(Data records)
────────────────────

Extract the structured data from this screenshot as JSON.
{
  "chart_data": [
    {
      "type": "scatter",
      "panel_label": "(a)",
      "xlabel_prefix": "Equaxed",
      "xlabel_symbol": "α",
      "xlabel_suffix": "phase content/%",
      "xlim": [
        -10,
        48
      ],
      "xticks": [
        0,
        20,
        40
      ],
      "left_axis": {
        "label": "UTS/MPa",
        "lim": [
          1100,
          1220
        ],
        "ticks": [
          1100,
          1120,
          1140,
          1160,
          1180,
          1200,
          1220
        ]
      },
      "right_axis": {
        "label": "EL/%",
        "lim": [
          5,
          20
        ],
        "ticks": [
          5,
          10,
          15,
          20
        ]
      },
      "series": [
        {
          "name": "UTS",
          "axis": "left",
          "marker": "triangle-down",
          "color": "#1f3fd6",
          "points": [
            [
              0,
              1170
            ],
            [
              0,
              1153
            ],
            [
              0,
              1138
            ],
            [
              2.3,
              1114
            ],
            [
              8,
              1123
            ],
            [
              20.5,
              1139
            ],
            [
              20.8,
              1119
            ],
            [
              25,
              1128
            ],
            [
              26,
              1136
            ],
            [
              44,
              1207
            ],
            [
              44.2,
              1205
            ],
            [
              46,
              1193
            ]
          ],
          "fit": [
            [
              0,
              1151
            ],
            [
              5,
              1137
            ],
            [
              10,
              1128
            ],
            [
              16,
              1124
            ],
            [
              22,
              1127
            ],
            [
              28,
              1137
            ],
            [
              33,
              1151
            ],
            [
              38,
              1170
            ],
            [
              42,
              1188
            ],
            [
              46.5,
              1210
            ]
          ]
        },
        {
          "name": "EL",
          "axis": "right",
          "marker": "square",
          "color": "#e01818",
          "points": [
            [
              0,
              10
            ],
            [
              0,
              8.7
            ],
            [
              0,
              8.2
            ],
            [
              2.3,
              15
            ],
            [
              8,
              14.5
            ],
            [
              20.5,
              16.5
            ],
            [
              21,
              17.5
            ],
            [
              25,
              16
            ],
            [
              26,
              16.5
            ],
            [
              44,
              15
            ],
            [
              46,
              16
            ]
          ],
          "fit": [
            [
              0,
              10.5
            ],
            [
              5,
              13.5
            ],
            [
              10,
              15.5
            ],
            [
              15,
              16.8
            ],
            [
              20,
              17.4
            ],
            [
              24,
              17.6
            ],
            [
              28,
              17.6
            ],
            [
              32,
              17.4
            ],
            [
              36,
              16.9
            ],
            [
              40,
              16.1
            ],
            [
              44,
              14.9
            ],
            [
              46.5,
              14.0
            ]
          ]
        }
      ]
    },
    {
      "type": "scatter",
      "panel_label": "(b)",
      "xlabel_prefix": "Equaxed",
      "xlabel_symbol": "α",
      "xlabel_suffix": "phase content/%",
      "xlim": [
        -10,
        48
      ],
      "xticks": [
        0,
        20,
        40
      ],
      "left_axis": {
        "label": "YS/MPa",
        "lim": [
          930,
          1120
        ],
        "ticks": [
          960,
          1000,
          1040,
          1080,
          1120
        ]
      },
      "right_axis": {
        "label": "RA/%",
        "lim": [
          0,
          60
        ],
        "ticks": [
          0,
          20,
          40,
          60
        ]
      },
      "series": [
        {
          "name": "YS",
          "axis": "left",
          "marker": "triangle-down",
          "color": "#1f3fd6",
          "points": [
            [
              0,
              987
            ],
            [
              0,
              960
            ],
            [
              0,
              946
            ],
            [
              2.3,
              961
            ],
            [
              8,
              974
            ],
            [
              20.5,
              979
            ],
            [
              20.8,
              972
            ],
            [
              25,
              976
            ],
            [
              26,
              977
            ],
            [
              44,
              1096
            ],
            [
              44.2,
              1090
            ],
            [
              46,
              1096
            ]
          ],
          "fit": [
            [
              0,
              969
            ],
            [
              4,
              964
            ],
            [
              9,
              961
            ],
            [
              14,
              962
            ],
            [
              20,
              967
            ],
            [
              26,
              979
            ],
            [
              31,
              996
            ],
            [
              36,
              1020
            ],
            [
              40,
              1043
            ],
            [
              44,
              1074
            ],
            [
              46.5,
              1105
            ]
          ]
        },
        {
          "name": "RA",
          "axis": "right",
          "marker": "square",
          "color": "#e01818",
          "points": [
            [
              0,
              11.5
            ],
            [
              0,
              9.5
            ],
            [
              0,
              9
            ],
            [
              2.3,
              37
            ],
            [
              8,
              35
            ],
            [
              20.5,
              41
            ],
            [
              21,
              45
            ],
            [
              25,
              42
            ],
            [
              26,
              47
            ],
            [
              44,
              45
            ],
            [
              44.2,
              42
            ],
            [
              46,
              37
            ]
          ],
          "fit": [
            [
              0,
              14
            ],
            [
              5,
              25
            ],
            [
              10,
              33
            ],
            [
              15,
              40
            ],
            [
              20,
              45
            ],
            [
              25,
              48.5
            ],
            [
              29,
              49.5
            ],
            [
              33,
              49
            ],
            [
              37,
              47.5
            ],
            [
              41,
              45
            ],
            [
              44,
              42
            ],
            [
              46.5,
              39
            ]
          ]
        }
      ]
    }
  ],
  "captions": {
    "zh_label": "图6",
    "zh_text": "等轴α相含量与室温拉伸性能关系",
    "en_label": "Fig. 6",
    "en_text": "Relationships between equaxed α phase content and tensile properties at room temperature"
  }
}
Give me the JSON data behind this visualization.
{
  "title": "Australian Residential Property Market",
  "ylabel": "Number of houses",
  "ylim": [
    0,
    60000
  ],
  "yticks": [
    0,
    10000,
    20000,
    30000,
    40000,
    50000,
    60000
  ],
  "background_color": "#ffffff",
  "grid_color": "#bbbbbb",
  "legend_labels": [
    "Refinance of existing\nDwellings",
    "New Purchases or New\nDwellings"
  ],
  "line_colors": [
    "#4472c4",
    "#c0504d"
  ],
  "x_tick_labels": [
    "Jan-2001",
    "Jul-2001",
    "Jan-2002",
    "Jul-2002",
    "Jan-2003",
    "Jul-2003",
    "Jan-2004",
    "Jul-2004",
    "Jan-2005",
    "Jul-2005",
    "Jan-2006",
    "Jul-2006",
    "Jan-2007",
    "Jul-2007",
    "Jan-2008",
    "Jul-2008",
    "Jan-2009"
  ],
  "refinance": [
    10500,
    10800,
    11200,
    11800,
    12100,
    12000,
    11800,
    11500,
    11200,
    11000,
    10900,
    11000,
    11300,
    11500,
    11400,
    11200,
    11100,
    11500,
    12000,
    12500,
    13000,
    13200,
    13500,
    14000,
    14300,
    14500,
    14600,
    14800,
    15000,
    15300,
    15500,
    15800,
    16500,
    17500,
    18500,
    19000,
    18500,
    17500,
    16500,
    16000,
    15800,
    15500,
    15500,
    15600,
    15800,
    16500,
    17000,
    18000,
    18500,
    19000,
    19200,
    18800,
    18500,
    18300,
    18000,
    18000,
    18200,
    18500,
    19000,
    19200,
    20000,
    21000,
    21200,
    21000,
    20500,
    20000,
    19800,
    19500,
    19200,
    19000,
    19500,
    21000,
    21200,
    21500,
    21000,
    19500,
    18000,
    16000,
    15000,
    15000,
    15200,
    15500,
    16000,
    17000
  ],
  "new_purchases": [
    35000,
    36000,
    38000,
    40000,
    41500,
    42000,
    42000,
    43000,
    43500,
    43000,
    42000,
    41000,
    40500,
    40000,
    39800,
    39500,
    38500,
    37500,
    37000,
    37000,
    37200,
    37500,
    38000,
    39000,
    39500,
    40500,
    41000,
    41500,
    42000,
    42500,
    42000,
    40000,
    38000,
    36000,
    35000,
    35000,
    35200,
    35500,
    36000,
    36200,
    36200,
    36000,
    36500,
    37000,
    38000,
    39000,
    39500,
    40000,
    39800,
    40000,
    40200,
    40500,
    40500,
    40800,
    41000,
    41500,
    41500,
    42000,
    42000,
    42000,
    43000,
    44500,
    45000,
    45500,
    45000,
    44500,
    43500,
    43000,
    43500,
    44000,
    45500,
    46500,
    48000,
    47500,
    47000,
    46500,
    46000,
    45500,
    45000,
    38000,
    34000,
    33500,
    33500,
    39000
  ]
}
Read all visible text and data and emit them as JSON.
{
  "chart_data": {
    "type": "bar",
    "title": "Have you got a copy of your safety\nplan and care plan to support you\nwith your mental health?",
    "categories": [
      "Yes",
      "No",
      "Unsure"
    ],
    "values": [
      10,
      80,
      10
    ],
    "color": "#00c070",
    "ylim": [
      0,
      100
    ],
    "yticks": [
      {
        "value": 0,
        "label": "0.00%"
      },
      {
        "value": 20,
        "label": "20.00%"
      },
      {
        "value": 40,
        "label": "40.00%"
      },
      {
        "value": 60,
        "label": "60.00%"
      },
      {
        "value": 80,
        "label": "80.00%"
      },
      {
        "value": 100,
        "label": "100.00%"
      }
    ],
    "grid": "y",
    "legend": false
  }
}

────────────────────

[Task directions]
Your answer should consist only of the lines from the one with "Read all visible" through the end of the data above, reproduced exactly.

[Answer to this exercise]
Read all visible text and data and emit them as JSON.
{
  "chart_data": {
    "type": "bar",
    "title": "Have you got a copy of your safety\nplan and care plan to support you\nwith your mental health?",
    "categories": [
      "Yes",
      "No",
      "Unsure"
    ],
    "values": [
      10,
      80,
      10
    ],
    "color": "#00c070",
    "ylim": [
      0,
      100
    ],
    "yticks": [
      {
        "value": 0,
        "label": "0.00%"
      },
      {
        "value": 20,
        "label": "20.00%"
      },
      {
        "value": 40,
        "label": "40.00%"
      },
      {
        "value": 60,
        "label": "60.00%"
      },
      {
        "value": 80,
        "label": "80.00%"
      },
      {
        "value": 100,
        "label": "100.00%"
      }
    ],
    "grid": "y",
    "legend": false
  }
}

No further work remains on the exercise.